▶ [SUPPLIED ENTRIES]
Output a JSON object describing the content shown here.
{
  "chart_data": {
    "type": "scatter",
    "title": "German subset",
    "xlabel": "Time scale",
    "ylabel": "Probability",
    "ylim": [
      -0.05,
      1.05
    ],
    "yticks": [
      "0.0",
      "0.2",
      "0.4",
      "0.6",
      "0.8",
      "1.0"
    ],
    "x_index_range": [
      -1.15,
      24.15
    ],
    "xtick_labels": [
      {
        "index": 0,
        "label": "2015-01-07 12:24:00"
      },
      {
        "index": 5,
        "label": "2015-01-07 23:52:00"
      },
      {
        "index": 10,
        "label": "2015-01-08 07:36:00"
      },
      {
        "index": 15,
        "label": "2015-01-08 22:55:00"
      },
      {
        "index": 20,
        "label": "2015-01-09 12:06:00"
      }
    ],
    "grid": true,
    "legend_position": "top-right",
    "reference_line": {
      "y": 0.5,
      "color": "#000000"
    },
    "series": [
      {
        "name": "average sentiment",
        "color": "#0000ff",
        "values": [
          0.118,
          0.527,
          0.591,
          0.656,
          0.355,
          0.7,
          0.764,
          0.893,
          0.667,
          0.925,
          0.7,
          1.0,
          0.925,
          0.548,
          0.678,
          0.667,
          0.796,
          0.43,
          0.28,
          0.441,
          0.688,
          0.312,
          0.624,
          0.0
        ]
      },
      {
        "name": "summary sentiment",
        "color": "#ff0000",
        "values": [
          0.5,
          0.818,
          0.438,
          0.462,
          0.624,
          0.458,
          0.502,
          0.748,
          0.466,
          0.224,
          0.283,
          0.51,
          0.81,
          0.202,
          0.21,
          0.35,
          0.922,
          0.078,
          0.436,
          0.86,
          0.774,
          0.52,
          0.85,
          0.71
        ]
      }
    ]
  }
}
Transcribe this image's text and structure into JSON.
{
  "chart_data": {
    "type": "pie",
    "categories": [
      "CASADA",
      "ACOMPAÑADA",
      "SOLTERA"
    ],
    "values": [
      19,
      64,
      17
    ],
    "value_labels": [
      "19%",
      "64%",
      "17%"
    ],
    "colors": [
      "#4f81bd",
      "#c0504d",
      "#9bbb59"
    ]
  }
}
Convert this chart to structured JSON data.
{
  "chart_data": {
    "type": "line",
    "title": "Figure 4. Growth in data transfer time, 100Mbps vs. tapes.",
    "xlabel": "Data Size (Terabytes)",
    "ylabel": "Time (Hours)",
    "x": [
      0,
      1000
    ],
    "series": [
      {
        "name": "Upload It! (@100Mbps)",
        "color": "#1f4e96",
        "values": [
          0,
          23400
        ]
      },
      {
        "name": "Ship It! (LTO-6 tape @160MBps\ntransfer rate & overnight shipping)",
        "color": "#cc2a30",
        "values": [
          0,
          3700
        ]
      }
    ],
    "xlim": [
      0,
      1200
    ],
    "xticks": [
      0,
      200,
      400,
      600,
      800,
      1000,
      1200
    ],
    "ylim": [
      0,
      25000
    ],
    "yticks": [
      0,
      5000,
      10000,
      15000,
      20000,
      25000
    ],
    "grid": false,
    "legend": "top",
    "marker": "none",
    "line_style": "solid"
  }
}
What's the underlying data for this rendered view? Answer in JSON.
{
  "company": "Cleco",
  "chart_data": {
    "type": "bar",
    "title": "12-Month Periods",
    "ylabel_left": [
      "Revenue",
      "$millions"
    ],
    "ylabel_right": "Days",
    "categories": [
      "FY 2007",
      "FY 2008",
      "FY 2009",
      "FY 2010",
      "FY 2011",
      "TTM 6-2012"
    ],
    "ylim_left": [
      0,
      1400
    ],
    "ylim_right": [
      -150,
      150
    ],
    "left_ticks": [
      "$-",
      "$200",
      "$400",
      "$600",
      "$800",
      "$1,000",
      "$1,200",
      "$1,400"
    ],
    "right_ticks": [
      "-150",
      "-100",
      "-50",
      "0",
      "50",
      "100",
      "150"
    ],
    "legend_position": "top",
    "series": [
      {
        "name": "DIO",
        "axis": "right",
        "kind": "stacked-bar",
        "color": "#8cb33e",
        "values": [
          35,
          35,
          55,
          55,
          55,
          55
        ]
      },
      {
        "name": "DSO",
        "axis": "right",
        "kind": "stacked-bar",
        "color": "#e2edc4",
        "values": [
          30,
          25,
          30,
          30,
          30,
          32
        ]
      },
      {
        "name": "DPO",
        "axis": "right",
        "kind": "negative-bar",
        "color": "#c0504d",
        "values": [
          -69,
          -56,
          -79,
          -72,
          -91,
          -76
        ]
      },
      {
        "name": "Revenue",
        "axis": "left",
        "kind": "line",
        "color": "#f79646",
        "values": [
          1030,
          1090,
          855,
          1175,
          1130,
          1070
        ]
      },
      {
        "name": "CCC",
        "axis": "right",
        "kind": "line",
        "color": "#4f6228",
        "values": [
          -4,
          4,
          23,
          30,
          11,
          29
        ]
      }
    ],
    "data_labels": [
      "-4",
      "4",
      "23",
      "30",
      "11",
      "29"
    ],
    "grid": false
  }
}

▶ [AIM OF THE TASK] Count how many lines of the material hold the string "sentiment". Give the number and nothing more.

▶ [EXERCISE RESPONSE] 2